● Goal of the exercise
Check every line of the material below for the string "ГОСТ", and return the ones that have it.

___ Extracted information ___

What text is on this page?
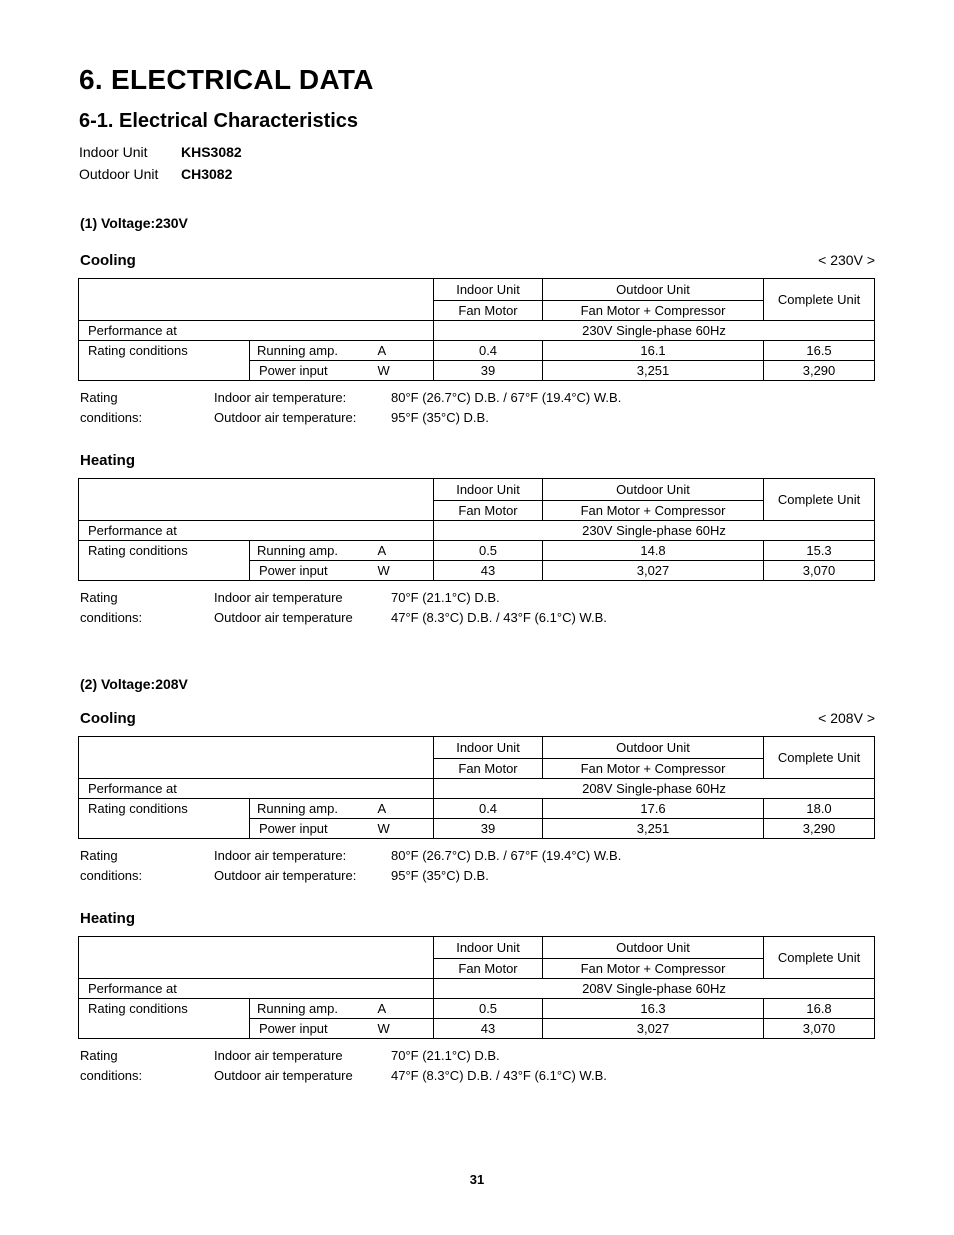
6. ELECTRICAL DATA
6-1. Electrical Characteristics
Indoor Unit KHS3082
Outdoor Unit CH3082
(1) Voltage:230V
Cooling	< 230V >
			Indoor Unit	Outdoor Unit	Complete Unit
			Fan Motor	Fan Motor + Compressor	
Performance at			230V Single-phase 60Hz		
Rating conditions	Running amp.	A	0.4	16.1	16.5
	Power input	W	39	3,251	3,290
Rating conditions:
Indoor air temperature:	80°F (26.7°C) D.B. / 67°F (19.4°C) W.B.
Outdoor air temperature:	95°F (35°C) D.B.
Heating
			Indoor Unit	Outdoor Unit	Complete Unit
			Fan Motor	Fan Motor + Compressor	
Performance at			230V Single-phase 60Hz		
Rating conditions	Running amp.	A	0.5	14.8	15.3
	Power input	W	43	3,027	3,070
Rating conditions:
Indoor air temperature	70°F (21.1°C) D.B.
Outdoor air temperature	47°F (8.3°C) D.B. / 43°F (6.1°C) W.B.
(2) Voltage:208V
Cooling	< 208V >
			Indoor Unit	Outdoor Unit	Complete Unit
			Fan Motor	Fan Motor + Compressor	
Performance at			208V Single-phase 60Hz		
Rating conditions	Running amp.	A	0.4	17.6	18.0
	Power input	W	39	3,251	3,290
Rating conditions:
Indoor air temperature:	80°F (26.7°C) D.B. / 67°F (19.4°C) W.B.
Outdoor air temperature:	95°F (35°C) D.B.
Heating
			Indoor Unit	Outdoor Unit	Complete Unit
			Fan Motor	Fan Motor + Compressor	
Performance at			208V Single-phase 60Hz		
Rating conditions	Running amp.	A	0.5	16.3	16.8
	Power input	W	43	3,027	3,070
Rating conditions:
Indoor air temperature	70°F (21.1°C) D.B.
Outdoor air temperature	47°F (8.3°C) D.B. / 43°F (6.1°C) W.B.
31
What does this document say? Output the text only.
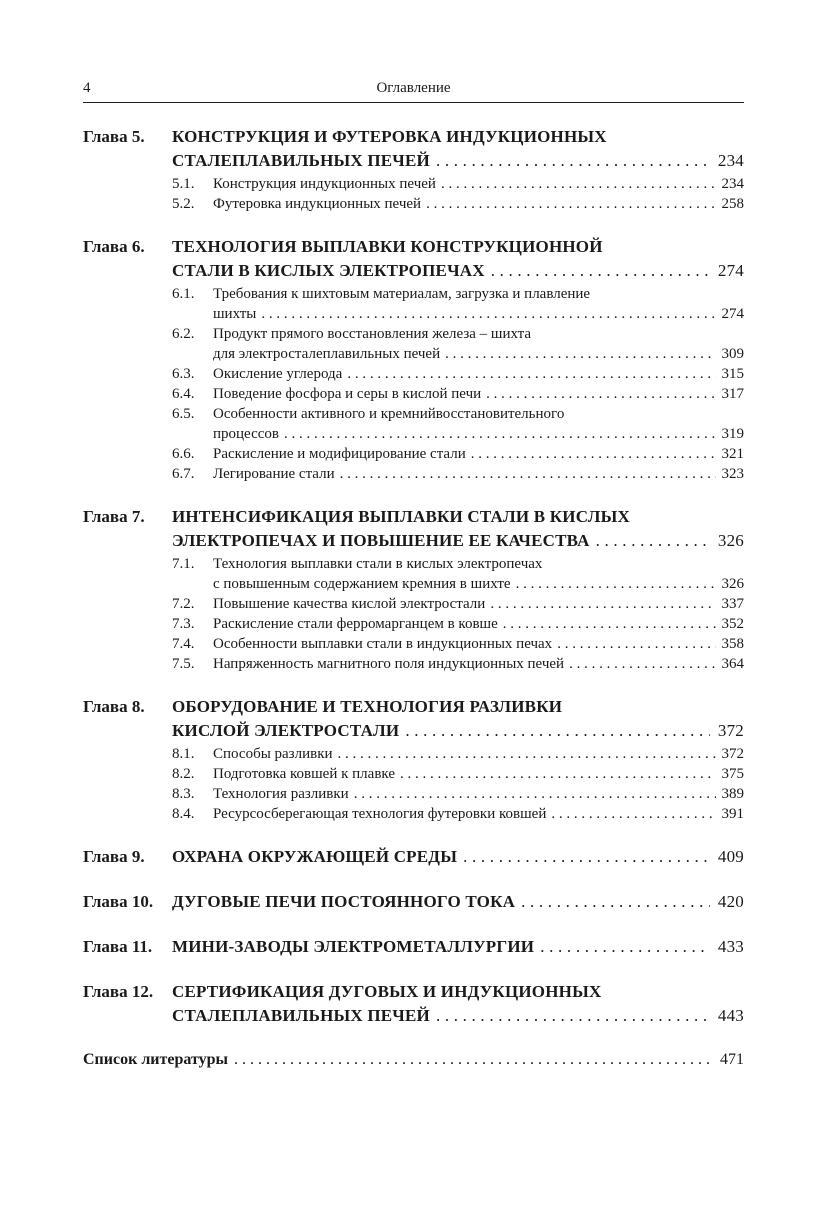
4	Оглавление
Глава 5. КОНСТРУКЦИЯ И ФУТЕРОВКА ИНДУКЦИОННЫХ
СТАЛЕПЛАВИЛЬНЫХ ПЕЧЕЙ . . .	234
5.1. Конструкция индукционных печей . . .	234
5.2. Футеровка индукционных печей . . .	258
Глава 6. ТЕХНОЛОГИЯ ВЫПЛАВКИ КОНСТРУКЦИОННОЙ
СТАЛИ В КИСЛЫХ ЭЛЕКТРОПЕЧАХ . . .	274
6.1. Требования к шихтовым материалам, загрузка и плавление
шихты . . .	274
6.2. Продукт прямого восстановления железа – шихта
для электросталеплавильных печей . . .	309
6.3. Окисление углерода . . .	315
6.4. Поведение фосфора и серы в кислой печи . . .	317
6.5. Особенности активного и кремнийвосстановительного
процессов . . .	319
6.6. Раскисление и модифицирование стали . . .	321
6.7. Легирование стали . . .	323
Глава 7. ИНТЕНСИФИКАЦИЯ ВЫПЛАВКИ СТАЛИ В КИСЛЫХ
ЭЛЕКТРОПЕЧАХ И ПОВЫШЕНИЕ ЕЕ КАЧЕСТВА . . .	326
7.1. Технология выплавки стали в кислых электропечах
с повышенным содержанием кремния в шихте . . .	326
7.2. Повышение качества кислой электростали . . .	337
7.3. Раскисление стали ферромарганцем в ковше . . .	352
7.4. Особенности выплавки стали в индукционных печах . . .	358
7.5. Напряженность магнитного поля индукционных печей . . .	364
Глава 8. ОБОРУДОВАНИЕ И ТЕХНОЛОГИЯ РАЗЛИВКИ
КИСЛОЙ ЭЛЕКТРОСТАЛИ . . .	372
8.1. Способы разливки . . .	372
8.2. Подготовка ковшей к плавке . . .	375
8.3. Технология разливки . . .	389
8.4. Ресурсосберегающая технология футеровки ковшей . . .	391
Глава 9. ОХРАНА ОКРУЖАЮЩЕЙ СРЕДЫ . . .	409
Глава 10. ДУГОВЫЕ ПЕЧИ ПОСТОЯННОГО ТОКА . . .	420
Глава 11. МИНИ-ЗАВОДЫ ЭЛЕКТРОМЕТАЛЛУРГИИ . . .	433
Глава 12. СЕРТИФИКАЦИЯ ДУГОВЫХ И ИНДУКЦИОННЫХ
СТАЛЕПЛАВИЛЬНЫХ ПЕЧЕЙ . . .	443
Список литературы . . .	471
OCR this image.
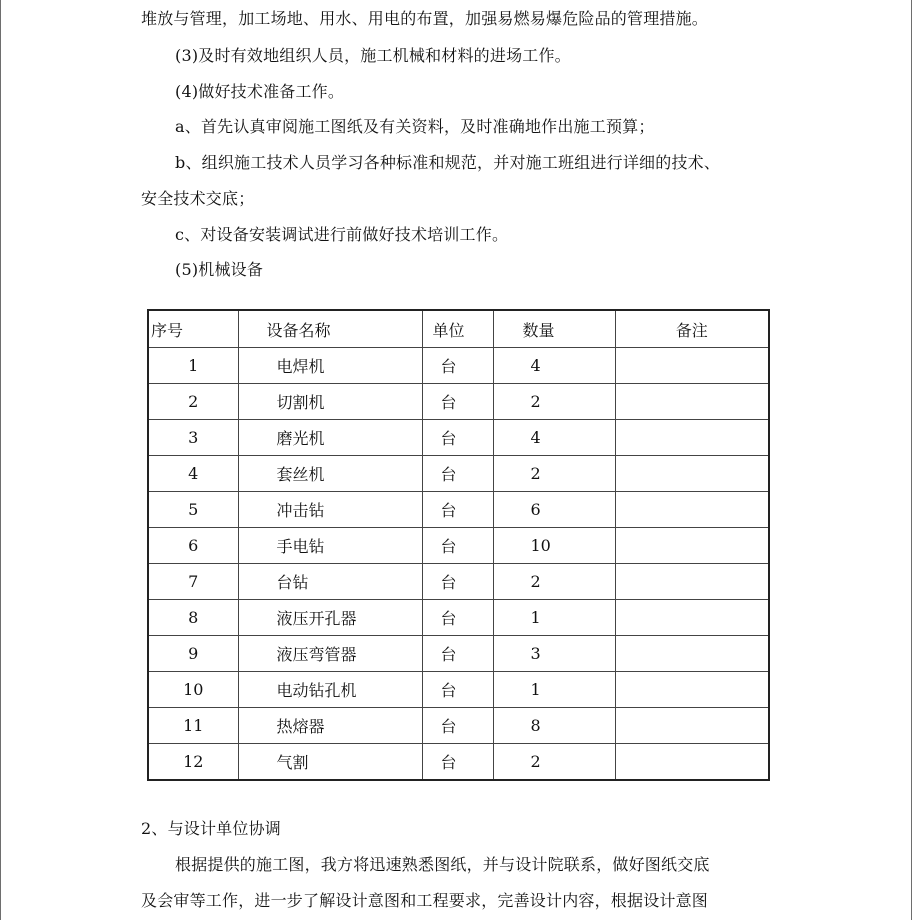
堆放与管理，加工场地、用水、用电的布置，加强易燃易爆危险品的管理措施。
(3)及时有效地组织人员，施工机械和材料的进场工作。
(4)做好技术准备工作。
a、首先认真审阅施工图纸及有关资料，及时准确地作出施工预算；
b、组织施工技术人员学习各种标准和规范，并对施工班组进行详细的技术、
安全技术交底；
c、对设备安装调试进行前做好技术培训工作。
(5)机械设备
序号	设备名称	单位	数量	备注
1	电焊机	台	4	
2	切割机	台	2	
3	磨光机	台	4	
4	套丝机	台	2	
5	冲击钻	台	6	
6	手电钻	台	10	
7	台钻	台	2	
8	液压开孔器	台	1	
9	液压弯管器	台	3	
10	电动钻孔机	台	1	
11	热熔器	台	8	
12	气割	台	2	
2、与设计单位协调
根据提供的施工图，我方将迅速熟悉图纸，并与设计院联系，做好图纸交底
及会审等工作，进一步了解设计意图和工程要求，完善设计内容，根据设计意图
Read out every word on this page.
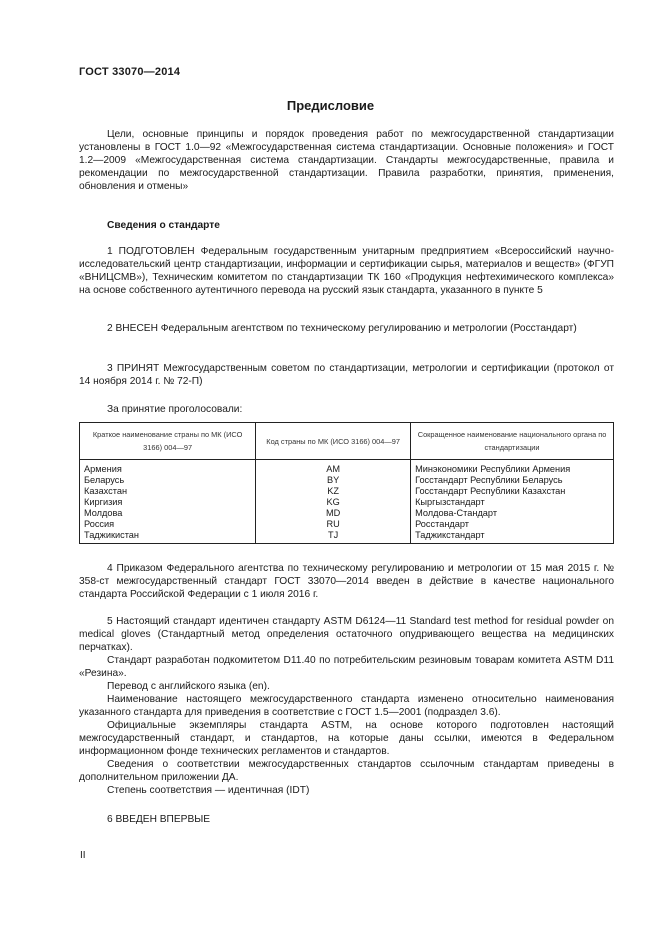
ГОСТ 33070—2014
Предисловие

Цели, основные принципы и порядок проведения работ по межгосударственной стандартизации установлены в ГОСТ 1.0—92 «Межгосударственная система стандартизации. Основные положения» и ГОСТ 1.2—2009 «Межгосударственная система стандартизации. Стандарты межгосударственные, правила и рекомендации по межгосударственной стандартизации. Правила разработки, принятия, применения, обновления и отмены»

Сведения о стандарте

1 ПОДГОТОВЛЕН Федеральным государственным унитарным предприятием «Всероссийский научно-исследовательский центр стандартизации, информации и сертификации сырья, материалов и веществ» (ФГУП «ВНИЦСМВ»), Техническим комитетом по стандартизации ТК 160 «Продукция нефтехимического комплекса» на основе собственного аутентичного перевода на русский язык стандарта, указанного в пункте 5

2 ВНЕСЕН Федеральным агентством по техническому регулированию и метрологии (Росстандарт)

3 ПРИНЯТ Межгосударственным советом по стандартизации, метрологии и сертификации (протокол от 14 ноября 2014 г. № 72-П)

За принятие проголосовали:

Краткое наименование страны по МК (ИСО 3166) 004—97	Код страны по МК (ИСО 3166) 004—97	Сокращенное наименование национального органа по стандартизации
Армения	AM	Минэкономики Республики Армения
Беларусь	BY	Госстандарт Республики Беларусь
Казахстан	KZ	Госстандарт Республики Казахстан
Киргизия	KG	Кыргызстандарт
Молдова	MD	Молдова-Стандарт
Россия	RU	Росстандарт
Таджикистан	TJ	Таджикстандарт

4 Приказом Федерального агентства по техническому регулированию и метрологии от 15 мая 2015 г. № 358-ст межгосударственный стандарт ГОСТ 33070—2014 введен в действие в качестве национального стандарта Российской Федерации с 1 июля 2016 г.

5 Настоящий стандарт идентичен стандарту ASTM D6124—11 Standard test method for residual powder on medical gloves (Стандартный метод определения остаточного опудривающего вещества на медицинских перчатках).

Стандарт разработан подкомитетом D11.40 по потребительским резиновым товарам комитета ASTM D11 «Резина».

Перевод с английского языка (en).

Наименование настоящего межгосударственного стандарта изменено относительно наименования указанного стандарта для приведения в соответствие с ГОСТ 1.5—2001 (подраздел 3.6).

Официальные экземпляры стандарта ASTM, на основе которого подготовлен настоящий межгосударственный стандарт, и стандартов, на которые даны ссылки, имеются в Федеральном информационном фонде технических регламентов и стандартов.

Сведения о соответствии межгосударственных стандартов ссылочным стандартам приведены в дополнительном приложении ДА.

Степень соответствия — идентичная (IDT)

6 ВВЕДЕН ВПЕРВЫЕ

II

___

● Task answer
ГОСТ 33070—2014
Цели, основные принципы и порядок проведения работ по межгосударственной стандартизации установлены в ГОСТ 1.0—92 «Межгосударственная система стандартизации. Основные положения» и ГОСТ 1.2—2009 «Межгосударственная система стандартизации. Стандарты межгосударственные, правила и рекомендации по межгосударственной стандартизации. Правила разработки, принятия, применения, обновления и отмены»
4 Приказом Федерального агентства по техническому регулированию и метрологии от 15 мая 2015 г. № 358-ст межгосударственный стандарт ГОСТ 33070—2014 введен в действие в качестве национального стандарта Российской Федерации с 1 июля 2016 г.
Наименование настоящего межгосударственного стандарта изменено относительно наименования указанного стандарта для приведения в соответствие с ГОСТ 1.5—2001 (подраздел 3.6).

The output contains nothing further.